Dataset records:
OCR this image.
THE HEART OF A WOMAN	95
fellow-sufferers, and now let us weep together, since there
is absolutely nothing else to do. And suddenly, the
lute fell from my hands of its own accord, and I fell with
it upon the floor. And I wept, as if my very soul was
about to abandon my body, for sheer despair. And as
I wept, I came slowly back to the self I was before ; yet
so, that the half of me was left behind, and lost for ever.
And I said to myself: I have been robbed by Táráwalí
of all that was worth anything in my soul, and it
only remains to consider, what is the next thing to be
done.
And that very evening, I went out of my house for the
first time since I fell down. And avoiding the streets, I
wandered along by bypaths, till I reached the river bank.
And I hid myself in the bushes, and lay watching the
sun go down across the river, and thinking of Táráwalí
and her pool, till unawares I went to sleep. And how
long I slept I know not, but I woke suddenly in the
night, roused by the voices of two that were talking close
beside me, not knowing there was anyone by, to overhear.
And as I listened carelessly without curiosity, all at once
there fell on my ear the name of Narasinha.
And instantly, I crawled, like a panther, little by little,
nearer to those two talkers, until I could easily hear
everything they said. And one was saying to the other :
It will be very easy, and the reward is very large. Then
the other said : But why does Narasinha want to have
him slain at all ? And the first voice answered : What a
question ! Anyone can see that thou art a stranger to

Task prompt: Nothing should be changed: write out all of the data as is.

Answer to the problem:
OCR this image.
THE HEART OF A WOMAN	95
fellow-sufferers, and now let us weep together, since there
is absolutely nothing else to do. And suddenly, the
lute fell from my hands of its own accord, and I fell with
it upon the floor. And I wept, as if my very soul was
about to abandon my body, for sheer despair. And as
I wept, I came slowly back to the self I was before ; yet
so, that the half of me was left behind, and lost for ever.
And I said to myself: I have been robbed by Táráwalí
of all that was worth anything in my soul, and it
only remains to consider, what is the next thing to be
done.
And that very evening, I went out of my house for the
first time since I fell down. And avoiding the streets, I
wandered along by bypaths, till I reached the river bank.
And I hid myself in the bushes, and lay watching the
sun go down across the river, and thinking of Táráwalí
and her pool, till unawares I went to sleep. And how
long I slept I know not, but I woke suddenly in the
night, roused by the voices of two that were talking close
beside me, not knowing there was anyone by, to overhear.
And as I listened carelessly without curiosity, all at once
there fell on my ear the name of Narasinha.
And instantly, I crawled, like a panther, little by little,
nearer to those two talkers, until I could easily hear
everything they said. And one was saying to the other :
It will be very easy, and the reward is very large. Then
the other said : But why does Narasinha want to have
him slain at all ? And the first voice answered : What a
question ! Anyone can see that thou art a stranger to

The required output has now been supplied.